DATA SUPPLIED:
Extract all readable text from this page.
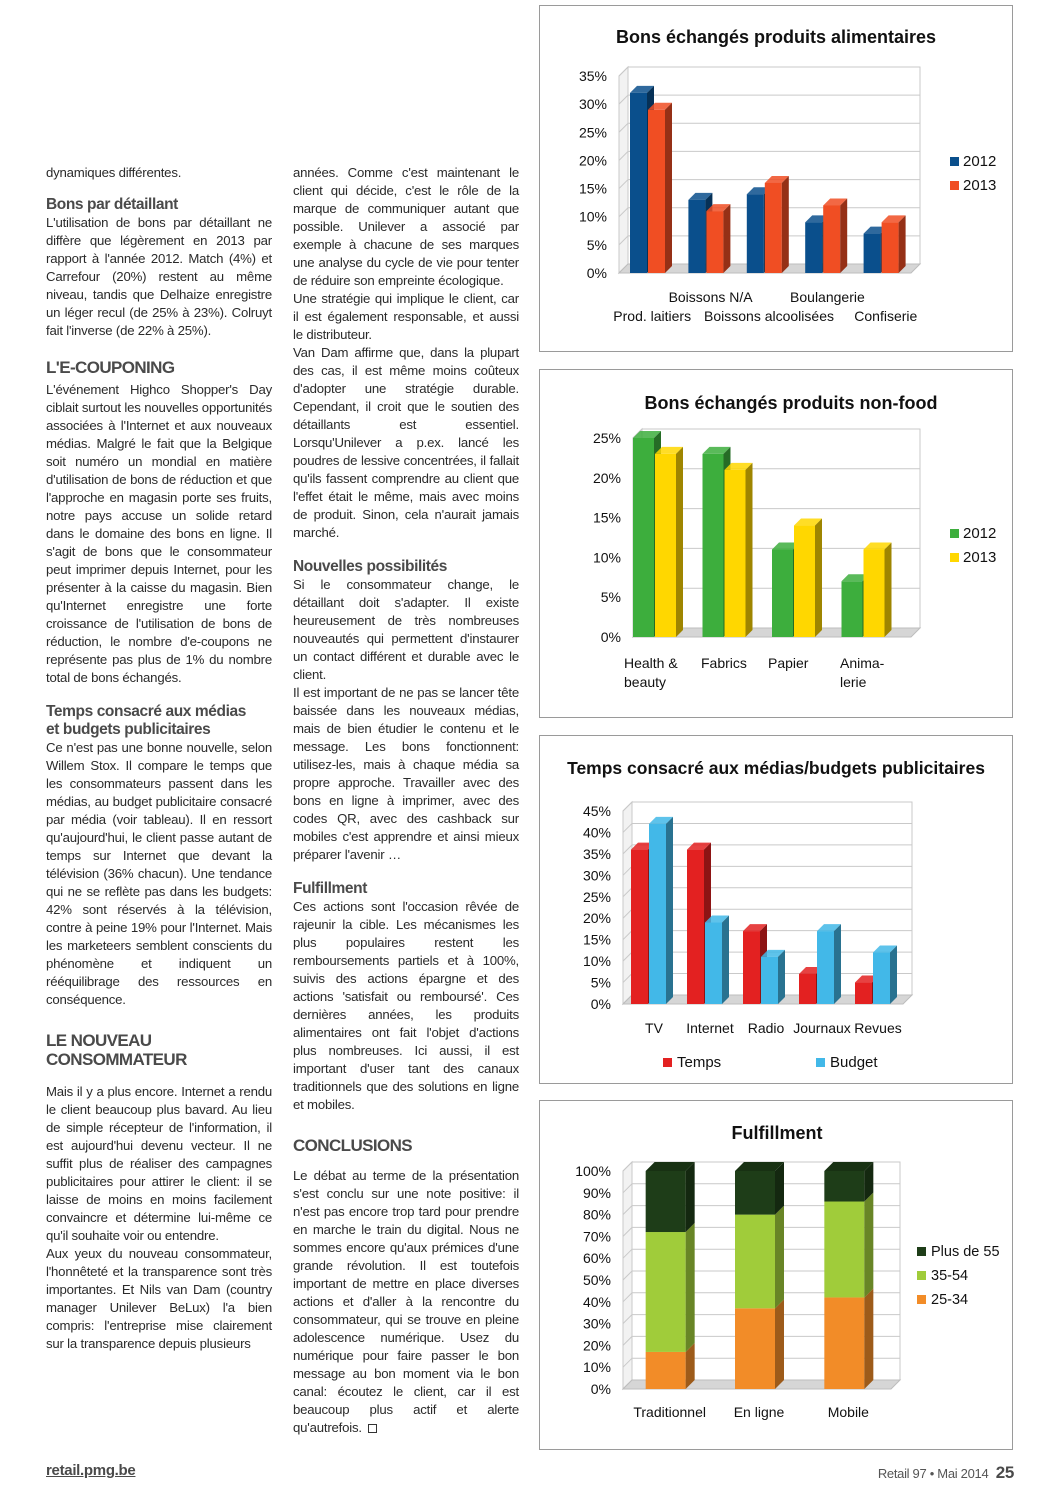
dynamiques différentes.

Bons par détaillant

L'utilisation de bons par détaillant ne diffère que légèrement en 2013 par rapport à l'année 2012. Match (4%) et Carrefour (20%) restent au même niveau, tandis que Delhaize enregistre un léger recul (de 25% à 23%). Colruyt fait l'inverse (de 22% à 25%).

L'E-COUPONING

L'événement Highco Shopper's Day ciblait surtout les nouvelles opportunités associées à l'Internet et aux nouveaux médias. Malgré le fait que la Belgique soit numéro un mondial en matière d'utilisation de bons de réduction et que l'approche en magasin porte ses fruits, notre pays accuse un solide retard dans le domaine des bons en ligne. Il s'agit de bons que le consommateur peut imprimer depuis Internet, pour les présenter à la caisse du magasin. Bien qu'Internet enregistre une forte croissance de l'utilisation de bons de réduction, le nombre d'e-coupons ne représente pas plus de 1% du nombre total de bons échangés.

Temps consacré aux médias
et budgets publicitaires

Ce n'est pas une bonne nouvelle, selon Willem Stox. Il compare le temps que les consommateurs passent dans les médias, au budget publicitaire consacré par média (voir tableau). Il en ressort qu'aujourd'hui, le client passe autant de temps sur Internet que devant la télévision (36% chacun). Une tendance qui ne se reflète pas dans les budgets: 42% sont réservés à la télévision, contre à peine 19% pour l'Internet. Mais les marketeers semblent conscients du phénomène et indiquent un rééquilibrage des ressources en conséquence.

LE NOUVEAU
CONSOMMATEUR

Mais il y a plus encore. Internet a rendu le client beaucoup plus bavard. Au lieu de simple récepteur de l'information, il est aujourd'hui devenu vecteur. Il ne suffit plus de réaliser des campagnes publicitaires pour attirer le client: il se laisse de moins en moins facilement convaincre et détermine lui-même ce qu'il souhaite voir ou entendre.

Aux yeux du nouveau consommateur, l'honnêteté et la transparence sont très importantes. Et Nils van Dam (country manager Unilever BeLux) l'a bien compris: l'entreprise mise clairement sur la transparence depuis plusieurs

années. Comme c'est maintenant le client qui décide, c'est le rôle de la marque de communiquer autant que possible. Unilever a associé par exemple à chacune de ses marques une analyse du cycle de vie pour tenter de réduire son empreinte écologique.

Une stratégie qui implique le client, car il est également responsable, et aussi le distributeur.

Van Dam affirme que, dans la plupart des cas, il est même moins coûteux d'adopter une stratégie durable. Cependant, il croit que le soutien des détaillants est essentiel. Lorsqu'Unilever a p.ex. lancé les poudres de lessive concentrées, il fallait qu'ils fassent comprendre au client que l'effet était le même, mais avec moins de produit. Sinon, cela n'aurait jamais marché.

Nouvelles possibilités

Si le consommateur change, le détaillant doit s'adapter. Il existe heureusement de très nombreuses nouveautés qui permettent d'instaurer un contact différent et durable avec le client.

Il est important de ne pas se lancer tête baissée dans les nouveaux médias, mais de bien étudier le contenu et le message. Les bons fonctionnent: utilisez-les, mais à chaque média sa propre approche. Travailler avec des bons en ligne à imprimer, avec des codes QR, avec des cashback sur mobiles c'est apprendre et ainsi mieux préparer l'avenir …

Fulfillment

Ces actions sont l'occasion rêvée de rajeunir la cible. Les mécanismes les plus populaires restent les remboursements partiels et à 100%, suivis des actions épargne et des actions 'satisfait ou remboursé'. Ces dernières années, les produits alimentaires ont fait l'objet d'actions plus nombreuses. Ici aussi, il est important d'user tant des canaux traditionnels que des solutions en ligne et mobiles.

CONCLUSIONS

Le débat au terme de la présentation s'est conclu sur une note positive: il n'est pas encore trop tard pour prendre en marche le train du digital. Nous ne sommes encore qu'aux prémices d'une grande révolution. Il est toutefois important de mettre en place diverses actions et d'aller à la rencontre du consommateur, qui se trouve en pleine adolescence numérique. Usez du numérique pour faire passer le bon message au bon moment via le bon canal: écoutez le client, car il est beaucoup plus actif et alerte qu'autrefois.

Bons échangés produits alimentaires
0%
5%
10%
15%
20%
25%
30%
35%
Prod. laitiers
Boissons N/A
Boissons alcoolisées
Boulangerie
Confiserie
2012
2013
Bons échangés produits non-food
0%
5%
10%
15%
20%
25%
Health &
beauty
Fabrics Papier Anima-
lerie
2012
2013
Temps consacré aux médias/budgets publicitaires
0%
5%
10%
15%
20%
25%
30%
35%
40%
45%
TV Internet Radio Journaux Revues
Temps	Budget
Fulfillment
0%
10%
20%
30%
40%
50%
60%
70%
80%
90%
100%
Traditionnel En ligne	Mobile
Plus de 55
35-54
25-34
retail.pmg.be	Retail 97 • Mai 2014 25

YOUR GOAL: Repeat the material above word for word, please, apart from its images.

EXERCISE RESPONSE:
Extract all readable text from this page.
dynamiques différentes.

Bons par détaillant

L'utilisation de bons par détaillant ne diffère que légèrement en 2013 par rapport à l'année 2012. Match (4%) et Carrefour (20%) restent au même niveau, tandis que Delhaize enregistre un léger recul (de 25% à 23%). Colruyt fait l'inverse (de 22% à 25%).

L'E-COUPONING

L'événement Highco Shopper's Day ciblait surtout les nouvelles opportunités associées à l'Internet et aux nouveaux médias. Malgré le fait que la Belgique soit numéro un mondial en matière d'utilisation de bons de réduction et que l'approche en magasin porte ses fruits, notre pays accuse un solide retard dans le domaine des bons en ligne. Il s'agit de bons que le consommateur peut imprimer depuis Internet, pour les présenter à la caisse du magasin. Bien qu'Internet enregistre une forte croissance de l'utilisation de bons de réduction, le nombre d'e-coupons ne représente pas plus de 1% du nombre total de bons échangés.

Temps consacré aux médias
et budgets publicitaires

Ce n'est pas une bonne nouvelle, selon Willem Stox. Il compare le temps que les consommateurs passent dans les médias, au budget publicitaire consacré par média (voir tableau). Il en ressort qu'aujourd'hui, le client passe autant de temps sur Internet que devant la télévision (36% chacun). Une tendance qui ne se reflète pas dans les budgets: 42% sont réservés à la télévision, contre à peine 19% pour l'Internet. Mais les marketeers semblent conscients du phénomène et indiquent un rééquilibrage des ressources en conséquence.

LE NOUVEAU
CONSOMMATEUR

Mais il y a plus encore. Internet a rendu le client beaucoup plus bavard. Au lieu de simple récepteur de l'information, il est aujourd'hui devenu vecteur. Il ne suffit plus de réaliser des campagnes publicitaires pour attirer le client: il se laisse de moins en moins facilement convaincre et détermine lui-même ce qu'il souhaite voir ou entendre.

Aux yeux du nouveau consommateur, l'honnêteté et la transparence sont très importantes. Et Nils van Dam (country manager Unilever BeLux) l'a bien compris: l'entreprise mise clairement sur la transparence depuis plusieurs

années. Comme c'est maintenant le client qui décide, c'est le rôle de la marque de communiquer autant que possible. Unilever a associé par exemple à chacune de ses marques une analyse du cycle de vie pour tenter de réduire son empreinte écologique.

Une stratégie qui implique le client, car il est également responsable, et aussi le distributeur.

Van Dam affirme que, dans la plupart des cas, il est même moins coûteux d'adopter une stratégie durable. Cependant, il croit que le soutien des détaillants est essentiel. Lorsqu'Unilever a p.ex. lancé les poudres de lessive concentrées, il fallait qu'ils fassent comprendre au client que l'effet était le même, mais avec moins de produit. Sinon, cela n'aurait jamais marché.

Nouvelles possibilités

Si le consommateur change, le détaillant doit s'adapter. Il existe heureusement de très nombreuses nouveautés qui permettent d'instaurer un contact différent et durable avec le client.

Il est important de ne pas se lancer tête baissée dans les nouveaux médias, mais de bien étudier le contenu et le message. Les bons fonctionnent: utilisez-les, mais à chaque média sa propre approche. Travailler avec des bons en ligne à imprimer, avec des codes QR, avec des cashback sur mobiles c'est apprendre et ainsi mieux préparer l'avenir …

Fulfillment

Ces actions sont l'occasion rêvée de rajeunir la cible. Les mécanismes les plus populaires restent les remboursements partiels et à 100%, suivis des actions épargne et des actions 'satisfait ou remboursé'. Ces dernières années, les produits alimentaires ont fait l'objet d'actions plus nombreuses. Ici aussi, il est important d'user tant des canaux traditionnels que des solutions en ligne et mobiles.

CONCLUSIONS

Le débat au terme de la présentation s'est conclu sur une note positive: il n'est pas encore trop tard pour prendre en marche le train du digital. Nous ne sommes encore qu'aux prémices d'une grande révolution. Il est toutefois important de mettre en place diverses actions et d'aller à la rencontre du consommateur, qui se trouve en pleine adolescence numérique. Usez du numérique pour faire passer le bon message au bon moment via le bon canal: écoutez le client, car il est beaucoup plus actif et alerte qu'autrefois.

Bons échangés produits alimentaires
0%
5%
10%
15%
20%
25%
30%
35%
Prod. laitiers
Boissons N/A
Boissons alcoolisées
Boulangerie
Confiserie
2012
2013
Bons échangés produits non-food
0%
5%
10%
15%
20%
25%
Health &
beauty
Fabrics Papier Anima-
lerie
2012
2013
Temps consacré aux médias/budgets publicitaires
0%
5%
10%
15%
20%
25%
30%
35%
40%
45%
TV Internet Radio Journaux Revues
Temps	Budget
Fulfillment
0%
10%
20%
30%
40%
50%
60%
70%
80%
90%
100%
Traditionnel En ligne	Mobile
Plus de 55
35-54
25-34
retail.pmg.be	Retail 97 • Mai 2014 25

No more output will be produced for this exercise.